• Exercise
Copy each line below exactly and leave the pictures out.

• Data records
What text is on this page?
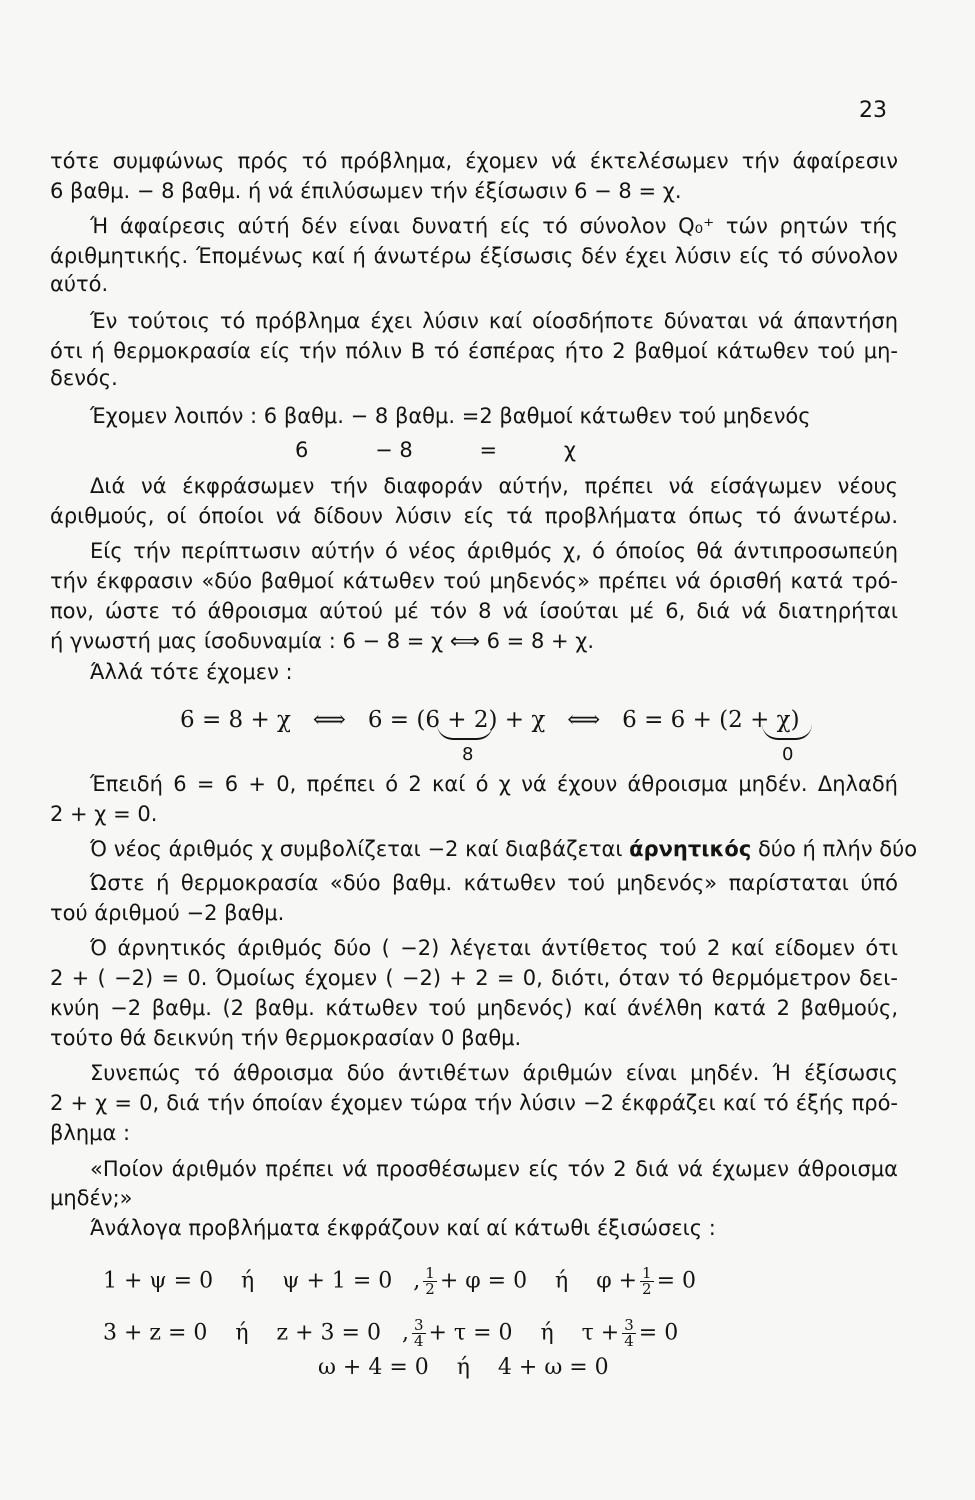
23
τότε συμφώνως πρός τό πρόβλημα, έχομεν νά έκτελέσωμεν τήν άφαίρεσιν
6 βαθμ. − 8 βαθμ. ή νά έπιλύσωμεν τήν έξίσωσιν 6 − 8 = χ.
Ή άφαίρεσις αύτή δέν είναι δυνατή είς τό σύνολον Q₀⁺ τών ρητών τής
άριθμητικής. Έπομένως καί ή άνωτέρω έξίσωσις δέν έχει λύσιν είς τό σύνολον
αύτό.
Έν τούτοις τό πρόβλημα έχει λύσιν καί οίοσδήποτε δύναται νά άπαντήση
ότι ή θερμοκρασία είς τήν πόλιν Β τό έσπέρας ήτο 2 βαθμοί κάτωθεν τού μη-
δενός.
Έχομεν λοιπόν : 6 βαθμ. − 8 βαθμ. =2 βαθμοί κάτωθεν τού μηδενός
6          − 8          =          χ
Διά νά έκφράσωμεν τήν διαφοράν αύτήν, πρέπει νά είσάγωμεν νέους
άριθμούς, οί όποίοι νά δίδουν λύσιν είς τά προβλήματα όπως τό άνωτέρω.
Είς τήν περίπτωσιν αύτήν ό νέος άριθμός χ, ό όποίος θά άντιπροσωπεύη
τήν έκφρασιν «δύο βαθμοί κάτωθεν τού μηδενός» πρέπει νά όρισθή κατά τρό-
πον, ώστε τό άθροισμα αύτού μέ τόν 8 νά ίσούται μέ 6, διά νά διατηρήται
ή γνωστή μας ίσοδυναμία : 6 − 8 = χ ⟺ 6 = 8 + χ.
Άλλά τότε έχομεν :
6 = 8 + χ   ⟺   6 = (6 + 2) + χ   ⟺   6 = 6 + (2 + χ)
8	0
Έπειδή 6 = 6 + 0, πρέπει ό 2 καί ό χ νά έχουν άθροισμα μηδέν. Δηλαδή
2 + χ = 0.
Ό νέος άριθμός χ συμβολίζεται −2 καί διαβάζεται άρνητικός δύο ή πλήν δύο
Ώστε ή θερμοκρασία «δύο βαθμ. κάτωθεν τού μηδενός» παρίσταται ύπό
τού άριθμού −2 βαθμ.
Ό άρνητικός άριθμός δύο ( −2) λέγεται άντίθετος τού 2 καί είδομεν ότι
2 + ( −2) = 0. Όμοίως έχομεν ( −2) + 2 = 0, διότι, όταν τό θερμόμετρον δει-
κνύη −2 βαθμ. (2 βαθμ. κάτωθεν τού μηδενός) καί άνέλθη κατά 2 βαθμούς,
τούτο θά δεικνύη τήν θερμοκρασίαν 0 βαθμ.
Συνεπώς τό άθροισμα δύο άντιθέτων άριθμών είναι μηδέν. Ή έξίσωσις
2 + χ = 0, διά τήν όποίαν έχομεν τώρα τήν λύσιν −2 έκφράζει καί τό έξής πρό-
βλημα :
«Ποίον άριθμόν πρέπει νά προσθέσωμεν είς τόν 2 διά νά έχωμεν άθροισμα
μηδέν;»
Άνάλογα προβλήματα έκφράζουν καί αί κάτωθι έξισώσεις :
1 + ψ = 0    ή    ψ + 1 = 0   , $\frac{1}{2} + \varphi = 0$    ή    $\varphi + \frac{1}{2} = 0$
3 + z = 0    ή    z + 3 = 0   , $\frac{3}{4} + \tau = 0$    ή    $\tau + \frac{3}{4} = 0$
ω + 4 = 0    ή    4 + ω = 0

• Output
What text is on this page?
23
τότε συμφώνως πρός τό πρόβλημα, έχομεν νά έκτελέσωμεν τήν άφαίρεσιν
6 βαθμ. − 8 βαθμ. ή νά έπιλύσωμεν τήν έξίσωσιν 6 − 8 = χ.
Ή άφαίρεσις αύτή δέν είναι δυνατή είς τό σύνολον Q₀⁺ τών ρητών τής
άριθμητικής. Έπομένως καί ή άνωτέρω έξίσωσις δέν έχει λύσιν είς τό σύνολον
αύτό.
Έν τούτοις τό πρόβλημα έχει λύσιν καί οίοσδήποτε δύναται νά άπαντήση
ότι ή θερμοκρασία είς τήν πόλιν Β τό έσπέρας ήτο 2 βαθμοί κάτωθεν τού μη-
δενός.
Έχομεν λοιπόν : 6 βαθμ. − 8 βαθμ. =2 βαθμοί κάτωθεν τού μηδενός
6          − 8          =          χ
Διά νά έκφράσωμεν τήν διαφοράν αύτήν, πρέπει νά είσάγωμεν νέους
άριθμούς, οί όποίοι νά δίδουν λύσιν είς τά προβλήματα όπως τό άνωτέρω.
Είς τήν περίπτωσιν αύτήν ό νέος άριθμός χ, ό όποίος θά άντιπροσωπεύη
τήν έκφρασιν «δύο βαθμοί κάτωθεν τού μηδενός» πρέπει νά όρισθή κατά τρό-
πον, ώστε τό άθροισμα αύτού μέ τόν 8 νά ίσούται μέ 6, διά νά διατηρήται
ή γνωστή μας ίσοδυναμία : 6 − 8 = χ ⟺ 6 = 8 + χ.
Άλλά τότε έχομεν :
6 = 8 + χ   ⟺   6 = (6 + 2) + χ   ⟺   6 = 6 + (2 + χ)
8	0
Έπειδή 6 = 6 + 0, πρέπει ό 2 καί ό χ νά έχουν άθροισμα μηδέν. Δηλαδή
2 + χ = 0.
Ό νέος άριθμός χ συμβολίζεται −2 καί διαβάζεται άρνητικός δύο ή πλήν δύο
Ώστε ή θερμοκρασία «δύο βαθμ. κάτωθεν τού μηδενός» παρίσταται ύπό
τού άριθμού −2 βαθμ.
Ό άρνητικός άριθμός δύο ( −2) λέγεται άντίθετος τού 2 καί είδομεν ότι
2 + ( −2) = 0. Όμοίως έχομεν ( −2) + 2 = 0, διότι, όταν τό θερμόμετρον δει-
κνύη −2 βαθμ. (2 βαθμ. κάτωθεν τού μηδενός) καί άνέλθη κατά 2 βαθμούς,
τούτο θά δεικνύη τήν θερμοκρασίαν 0 βαθμ.
Συνεπώς τό άθροισμα δύο άντιθέτων άριθμών είναι μηδέν. Ή έξίσωσις
2 + χ = 0, διά τήν όποίαν έχομεν τώρα τήν λύσιν −2 έκφράζει καί τό έξής πρό-
βλημα :
«Ποίον άριθμόν πρέπει νά προσθέσωμεν είς τόν 2 διά νά έχωμεν άθροισμα
μηδέν;»
Άνάλογα προβλήματα έκφράζουν καί αί κάτωθι έξισώσεις :
1 + ψ = 0    ή    ψ + 1 = 0   , $\frac{1}{2} + \varphi = 0$    ή    $\varphi + \frac{1}{2} = 0$
3 + z = 0    ή    z + 3 = 0   , $\frac{3}{4} + \tau = 0$    ή    $\tau + \frac{3}{4} = 0$
ω + 4 = 0    ή    4 + ω = 0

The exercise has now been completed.